▶ **EXERCISE GOAL**: Each entry must be given again exactly; images do not belong in the copy.

(Extracted data entries)
★ ★ ★ ★

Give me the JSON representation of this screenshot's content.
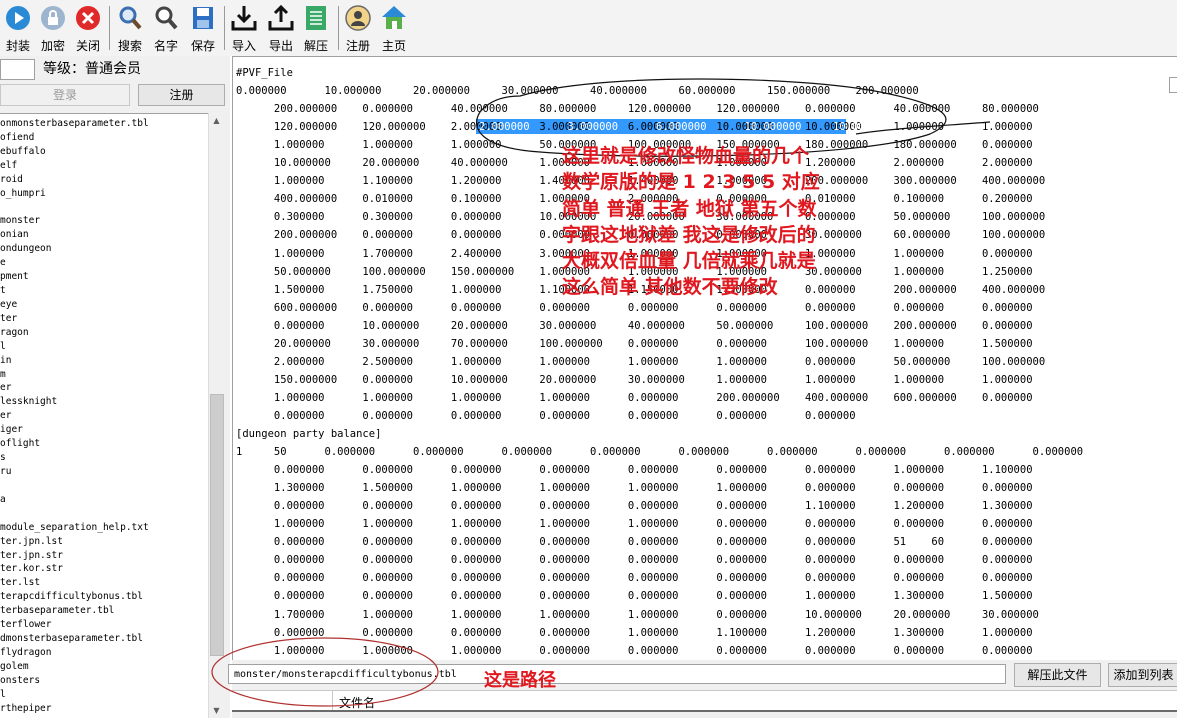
{
  "toolbar": [
    {
      "label": "封装",
      "icon": "play-circle-icon"
    },
    {
      "label": "加密",
      "icon": "lock-icon"
    },
    {
      "label": "关闭",
      "icon": "close-icon"
    },
    {
      "label": "搜索",
      "icon": "search-icon"
    },
    {
      "label": "名字",
      "icon": "name-search-icon"
    },
    {
      "label": "保存",
      "icon": "save-icon"
    },
    {
      "label": "导入",
      "icon": "import-icon"
    },
    {
      "label": "导出",
      "icon": "export-icon"
    },
    {
      "label": "解压",
      "icon": "extract-icon"
    },
    {
      "label": "注册",
      "icon": "user-icon"
    },
    {
      "label": "主页",
      "icon": "home-icon"
    }
  ],
  "left_panel": {
    "level": "等级：普通会员",
    "login_label": "登录",
    "register_label": "注册",
    "files": [
      "onmonsterbaseparameter.tbl",
      "ofiend",
      "ebuffalo",
      "elf",
      "roid",
      "o_humpri",
      "",
      "monster",
      "onian",
      "ondungeon",
      "e",
      "pment",
      "t",
      "eye",
      "ter",
      "ragon",
      "l",
      "in",
      "m",
      "er",
      "lessknight",
      "er",
      "iger",
      "oflight",
      "s",
      "ru",
      "",
      "a",
      "",
      "module_separation_help.txt",
      "ter.jpn.lst",
      "ter.jpn.str",
      "ter.kor.str",
      "ter.lst",
      "terapcdifficultybonus.tbl",
      "terbaseparameter.tbl",
      "terflower",
      "dmonsterbaseparameter.tbl",
      "flydragon",
      "golem",
      "onsters",
      "l",
      "rthepiper"
    ]
  },
  "main_text": {
    "lines": [
      "#PVF_File",
      "0.000000      10.000000     20.000000     30.000000     40.000000     60.000000     150.000000    200.000000",
      "      200.000000    0.000000      40.000000     80.000000     120.000000    120.000000    0.000000      40.000000     80.000000",
      "      120.000000    120.000000    2.000000      3.000000      6.000000      10.000000     10.000000     1.000000      1.000000",
      "      1.000000      1.000000      1.000000      50.000000     100.000000    150.000000    180.000000    180.000000    0.000000",
      "      10.000000     20.000000     40.000000     1.000000      1.000000      1.000000      1.200000      2.000000      2.000000",
      "      1.000000      1.100000      1.200000      1.400000      1.400000      1.000000      200.000000    300.000000    400.000000",
      "      400.000000    0.010000      0.100000      1.000000      2.000000      0.000000      0.010000      0.100000      0.200000",
      "      0.300000      0.300000      0.000000      10.000000     20.000000     30.000000     0.000000      50.000000     100.000000",
      "      200.000000    0.000000      0.000000      0.000000      0.000000      0.000000      30.000000     60.000000     100.000000",
      "      1.000000      1.700000      2.400000      3.000000      1.000000      1.000000      1.000000      1.000000      0.000000",
      "      50.000000     100.000000    150.000000    1.000000      1.000000      1.000000      30.000000     1.000000      1.250000",
      "      1.500000      1.750000      1.000000      1.100000      1.150000      1.300000      0.000000      200.000000    400.000000",
      "      600.000000    0.000000      0.000000      0.000000      0.000000      0.000000      0.000000      0.000000      0.000000",
      "      0.000000      10.000000     20.000000     30.000000     40.000000     50.000000     100.000000    200.000000    0.000000",
      "      20.000000     30.000000     70.000000     100.000000    0.000000      0.000000      100.000000    1.000000      1.500000",
      "      2.000000      2.500000      1.000000      1.000000      1.000000      1.000000      0.000000      50.000000     100.000000",
      "      150.000000    0.000000      10.000000     20.000000     30.000000     1.000000      1.000000      1.000000      1.000000",
      "      1.000000      1.000000      1.000000      1.000000      0.000000      200.000000    400.000000    600.000000    0.000000",
      "      0.000000      0.000000      0.000000      0.000000      0.000000      0.000000      0.000000",
      "[dungeon party balance]",
      "1     50      0.000000      0.000000      0.000000      0.000000      0.000000      0.000000      0.000000      0.000000      0.000000",
      "      0.000000      0.000000      0.000000      0.000000      0.000000      0.000000      0.000000      1.000000      1.100000",
      "      1.300000      1.500000      1.000000      1.000000      1.000000      1.000000      0.000000      0.000000      0.000000",
      "      0.000000      0.000000      0.000000      0.000000      0.000000      0.000000      1.100000      1.200000      1.300000",
      "      1.000000      1.000000      1.000000      1.000000      1.000000      0.000000      0.000000      0.000000      0.000000",
      "      0.000000      0.000000      0.000000      0.000000      0.000000      0.000000      0.000000      51    60      0.000000",
      "      0.000000      0.000000      0.000000      0.000000      0.000000      0.000000      0.000000      0.000000      0.000000",
      "      0.000000      0.000000      0.000000      0.000000      0.000000      0.000000      0.000000      0.000000      0.000000",
      "      0.000000      0.000000      0.000000      0.000000      0.000000      0.000000      1.000000      1.300000      1.500000",
      "      1.700000      1.000000      1.000000      1.000000      1.000000      0.000000      10.000000     20.000000     30.000000",
      "      0.000000      0.000000      0.000000      0.000000      1.000000      1.100000      1.200000      1.300000      1.000000",
      "      1.000000      1.000000      1.000000      0.000000      0.000000      0.000000      0.000000      0.000000      0.000000",
      "      0.000000      0.000000      0.000000      0.000000      0.000000      0.000000      61    70      0.000000"
    ],
    "selected_text": "2.000000      3.000000      6.000000      10.000000     10.000000"
  },
  "bottom": {
    "path": "monster/monsterapcdifficultybonus.tbl",
    "extract_button": "解压此文件",
    "add_button": "添加到列表",
    "column_header": "文件名"
  },
  "annotations": {
    "main_note": [
      "这里就是修改怪物血量的几个",
      "数学原版的是 1 2 3 5 5 对应",
      "简单 普通 王者 地狱 第五个数",
      "字跟这地狱差 我这是修改后的",
      "大概双倍血量 几倍就乘几就是",
      "这么简单 其他数不要修改"
    ],
    "path_note": "这是路径",
    "color": "#e0181f"
  }
}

★ ★ ★ ★

▶ **WRITTEN RESPONSE**:
Give me the JSON representation of this screenshot's content.
{
  "toolbar": [
    {
      "label": "封装",
      "icon": "play-circle-icon"
    },
    {
      "label": "加密",
      "icon": "lock-icon"
    },
    {
      "label": "关闭",
      "icon": "close-icon"
    },
    {
      "label": "搜索",
      "icon": "search-icon"
    },
    {
      "label": "名字",
      "icon": "name-search-icon"
    },
    {
      "label": "保存",
      "icon": "save-icon"
    },
    {
      "label": "导入",
      "icon": "import-icon"
    },
    {
      "label": "导出",
      "icon": "export-icon"
    },
    {
      "label": "解压",
      "icon": "extract-icon"
    },
    {
      "label": "注册",
      "icon": "user-icon"
    },
    {
      "label": "主页",
      "icon": "home-icon"
    }
  ],
  "left_panel": {
    "level": "等级：普通会员",
    "login_label": "登录",
    "register_label": "注册",
    "files": [
      "onmonsterbaseparameter.tbl",
      "ofiend",
      "ebuffalo",
      "elf",
      "roid",
      "o_humpri",
      "",
      "monster",
      "onian",
      "ondungeon",
      "e",
      "pment",
      "t",
      "eye",
      "ter",
      "ragon",
      "l",
      "in",
      "m",
      "er",
      "lessknight",
      "er",
      "iger",
      "oflight",
      "s",
      "ru",
      "",
      "a",
      "",
      "module_separation_help.txt",
      "ter.jpn.lst",
      "ter.jpn.str",
      "ter.kor.str",
      "ter.lst",
      "terapcdifficultybonus.tbl",
      "terbaseparameter.tbl",
      "terflower",
      "dmonsterbaseparameter.tbl",
      "flydragon",
      "golem",
      "onsters",
      "l",
      "rthepiper"
    ]
  },
  "main_text": {
    "lines": [
      "#PVF_File",
      "0.000000      10.000000     20.000000     30.000000     40.000000     60.000000     150.000000    200.000000",
      "      200.000000    0.000000      40.000000     80.000000     120.000000    120.000000    0.000000      40.000000     80.000000",
      "      120.000000    120.000000    2.000000      3.000000      6.000000      10.000000     10.000000     1.000000      1.000000",
      "      1.000000      1.000000      1.000000      50.000000     100.000000    150.000000    180.000000    180.000000    0.000000",
      "      10.000000     20.000000     40.000000     1.000000      1.000000      1.000000      1.200000      2.000000      2.000000",
      "      1.000000      1.100000      1.200000      1.400000      1.400000      1.000000      200.000000    300.000000    400.000000",
      "      400.000000    0.010000      0.100000      1.000000      2.000000      0.000000      0.010000      0.100000      0.200000",
      "      0.300000      0.300000      0.000000      10.000000     20.000000     30.000000     0.000000      50.000000     100.000000",
      "      200.000000    0.000000      0.000000      0.000000      0.000000      0.000000      30.000000     60.000000     100.000000",
      "      1.000000      1.700000      2.400000      3.000000      1.000000      1.000000      1.000000      1.000000      0.000000",
      "      50.000000     100.000000    150.000000    1.000000      1.000000      1.000000      30.000000     1.000000      1.250000",
      "      1.500000      1.750000      1.000000      1.100000      1.150000      1.300000      0.000000      200.000000    400.000000",
      "      600.000000    0.000000      0.000000      0.000000      0.000000      0.000000      0.000000      0.000000      0.000000",
      "      0.000000      10.000000     20.000000     30.000000     40.000000     50.000000     100.000000    200.000000    0.000000",
      "      20.000000     30.000000     70.000000     100.000000    0.000000      0.000000      100.000000    1.000000      1.500000",
      "      2.000000      2.500000      1.000000      1.000000      1.000000      1.000000      0.000000      50.000000     100.000000",
      "      150.000000    0.000000      10.000000     20.000000     30.000000     1.000000      1.000000      1.000000      1.000000",
      "      1.000000      1.000000      1.000000      1.000000      0.000000      200.000000    400.000000    600.000000    0.000000",
      "      0.000000      0.000000      0.000000      0.000000      0.000000      0.000000      0.000000",
      "[dungeon party balance]",
      "1     50      0.000000      0.000000      0.000000      0.000000      0.000000      0.000000      0.000000      0.000000      0.000000",
      "      0.000000      0.000000      0.000000      0.000000      0.000000      0.000000      0.000000      1.000000      1.100000",
      "      1.300000      1.500000      1.000000      1.000000      1.000000      1.000000      0.000000      0.000000      0.000000",
      "      0.000000      0.000000      0.000000      0.000000      0.000000      0.000000      1.100000      1.200000      1.300000",
      "      1.000000      1.000000      1.000000      1.000000      1.000000      0.000000      0.000000      0.000000      0.000000",
      "      0.000000      0.000000      0.000000      0.000000      0.000000      0.000000      0.000000      51    60      0.000000",
      "      0.000000      0.000000      0.000000      0.000000      0.000000      0.000000      0.000000      0.000000      0.000000",
      "      0.000000      0.000000      0.000000      0.000000      0.000000      0.000000      0.000000      0.000000      0.000000",
      "      0.000000      0.000000      0.000000      0.000000      0.000000      0.000000      1.000000      1.300000      1.500000",
      "      1.700000      1.000000      1.000000      1.000000      1.000000      0.000000      10.000000     20.000000     30.000000",
      "      0.000000      0.000000      0.000000      0.000000      1.000000      1.100000      1.200000      1.300000      1.000000",
      "      1.000000      1.000000      1.000000      0.000000      0.000000      0.000000      0.000000      0.000000      0.000000",
      "      0.000000      0.000000      0.000000      0.000000      0.000000      0.000000      61    70      0.000000"
    ],
    "selected_text": "2.000000      3.000000      6.000000      10.000000     10.000000"
  },
  "bottom": {
    "path": "monster/monsterapcdifficultybonus.tbl",
    "extract_button": "解压此文件",
    "add_button": "添加到列表",
    "column_header": "文件名"
  },
  "annotations": {
    "main_note": [
      "这里就是修改怪物血量的几个",
      "数学原版的是 1 2 3 5 5 对应",
      "简单 普通 王者 地狱 第五个数",
      "字跟这地狱差 我这是修改后的",
      "大概双倍血量 几倍就乘几就是",
      "这么简单 其他数不要修改"
    ],
    "path_note": "这是路径",
    "color": "#e0181f"
  }
}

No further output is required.